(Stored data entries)

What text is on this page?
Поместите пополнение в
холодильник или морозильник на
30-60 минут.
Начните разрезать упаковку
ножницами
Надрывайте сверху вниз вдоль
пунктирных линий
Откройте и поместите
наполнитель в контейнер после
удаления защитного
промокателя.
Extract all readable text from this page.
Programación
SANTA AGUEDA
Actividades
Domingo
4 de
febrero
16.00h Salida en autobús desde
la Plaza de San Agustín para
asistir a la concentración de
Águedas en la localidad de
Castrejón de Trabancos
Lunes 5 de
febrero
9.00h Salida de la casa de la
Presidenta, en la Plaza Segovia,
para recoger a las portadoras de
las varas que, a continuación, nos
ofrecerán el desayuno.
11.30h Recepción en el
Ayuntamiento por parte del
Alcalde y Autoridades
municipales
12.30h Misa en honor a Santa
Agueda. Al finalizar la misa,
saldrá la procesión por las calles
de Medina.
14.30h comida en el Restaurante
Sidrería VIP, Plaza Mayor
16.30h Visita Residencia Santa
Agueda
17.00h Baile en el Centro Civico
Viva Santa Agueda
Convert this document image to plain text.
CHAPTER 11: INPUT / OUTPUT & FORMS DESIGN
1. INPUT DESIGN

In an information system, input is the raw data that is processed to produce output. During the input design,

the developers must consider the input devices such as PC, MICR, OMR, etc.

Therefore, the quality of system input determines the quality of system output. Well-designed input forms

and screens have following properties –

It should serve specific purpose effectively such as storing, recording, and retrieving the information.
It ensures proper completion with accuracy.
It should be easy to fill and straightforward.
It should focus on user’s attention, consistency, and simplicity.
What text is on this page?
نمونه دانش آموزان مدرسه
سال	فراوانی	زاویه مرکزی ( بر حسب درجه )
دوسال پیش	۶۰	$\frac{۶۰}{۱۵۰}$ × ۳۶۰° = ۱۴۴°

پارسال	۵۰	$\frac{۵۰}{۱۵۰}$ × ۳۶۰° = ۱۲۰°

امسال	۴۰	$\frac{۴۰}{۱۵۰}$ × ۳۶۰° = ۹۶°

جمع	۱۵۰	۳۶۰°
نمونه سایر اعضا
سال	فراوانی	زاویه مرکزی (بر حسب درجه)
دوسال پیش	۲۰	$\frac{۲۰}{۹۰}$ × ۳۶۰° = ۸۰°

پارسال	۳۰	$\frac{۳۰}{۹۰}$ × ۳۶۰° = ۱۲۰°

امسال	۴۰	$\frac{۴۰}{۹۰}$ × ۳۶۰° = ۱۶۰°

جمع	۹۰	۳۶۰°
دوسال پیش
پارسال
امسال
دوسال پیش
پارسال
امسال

Your goal -> Every line that holds the word "پارسال" counts once; state the total number of such lines and nothing else.

Solution to this exercise -> 4